▶ INPUT ROWS:
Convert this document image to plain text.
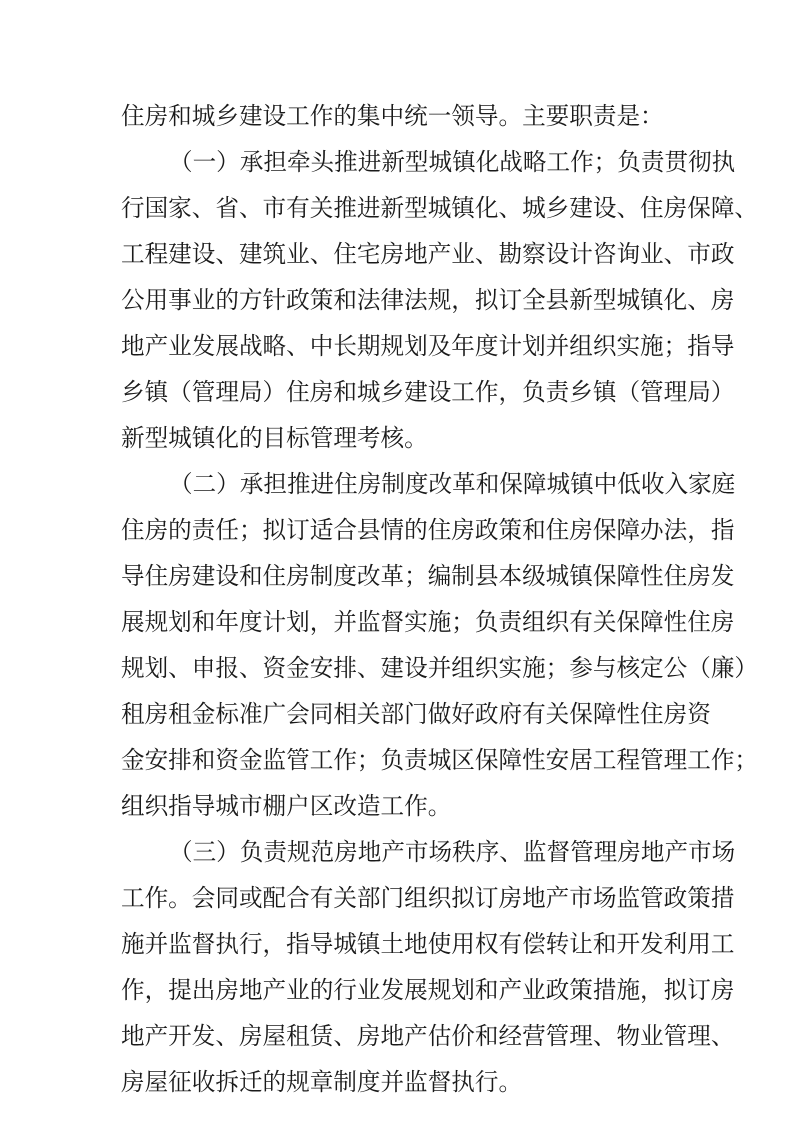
住房和城乡建设工作的集中统一领导。主要职责是：
（一）承担牵头推进新型城镇化战略工作；负责贯彻执
行国家、省、市有关推进新型城镇化、城乡建设、住房保障、
工程建设、建筑业、住宅房地产业、勘察设计咨询业、市政
公用事业的方针政策和法律法规，拟订全县新型城镇化、房
地产业发展战略、中长期规划及年度计划并组织实施；指导
乡镇（管理局）住房和城乡建设工作，负责乡镇（管理局）
新型城镇化的目标管理考核。
（二）承担推进住房制度改革和保障城镇中低收入家庭
住房的责任；拟订适合县情的住房政策和住房保障办法，指
导住房建设和住房制度改革；编制县本级城镇保障性住房发
展规划和年度计划，并监督实施；负责组织有关保障性住房
规划、申报、资金安排、建设并组织实施；参与核定公（廉）
租房租金标准广会同相关部门做好政府有关保障性住房资
金安排和资金监管工作；负责城区保障性安居工程管理工作；
组织指导城市棚户区改造工作。
（三）负责规范房地产市场秩序、监督管理房地产市场
工作。会同或配合有关部门组织拟订房地产市场监管政策措
施并监督执行，指导城镇土地使用权有偿转让和开发利用工
作，提出房地产业的行业发展规划和产业政策措施，拟订房
地产开发、房屋租赁、房地产估价和经营管理、物业管理、
房屋征收拆迁的规章制度并监督执行。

▶ REQUIRED WORK:
Copy the data character for character, but drop all pictures from the copy.

▶ OUTPUT OF THE TASK:
Convert this document image to plain text.
住房和城乡建设工作的集中统一领导。主要职责是：
（一）承担牵头推进新型城镇化战略工作；负责贯彻执
行国家、省、市有关推进新型城镇化、城乡建设、住房保障、
工程建设、建筑业、住宅房地产业、勘察设计咨询业、市政
公用事业的方针政策和法律法规，拟订全县新型城镇化、房
地产业发展战略、中长期规划及年度计划并组织实施；指导
乡镇（管理局）住房和城乡建设工作，负责乡镇（管理局）
新型城镇化的目标管理考核。
（二）承担推进住房制度改革和保障城镇中低收入家庭
住房的责任；拟订适合县情的住房政策和住房保障办法，指
导住房建设和住房制度改革；编制县本级城镇保障性住房发
展规划和年度计划，并监督实施；负责组织有关保障性住房
规划、申报、资金安排、建设并组织实施；参与核定公（廉）
租房租金标准广会同相关部门做好政府有关保障性住房资
金安排和资金监管工作；负责城区保障性安居工程管理工作；
组织指导城市棚户区改造工作。
（三）负责规范房地产市场秩序、监督管理房地产市场
工作。会同或配合有关部门组织拟订房地产市场监管政策措
施并监督执行，指导城镇土地使用权有偿转让和开发利用工
作，提出房地产业的行业发展规划和产业政策措施，拟订房
地产开发、房屋租赁、房地产估价和经营管理、物业管理、
房屋征收拆迁的规章制度并监督执行。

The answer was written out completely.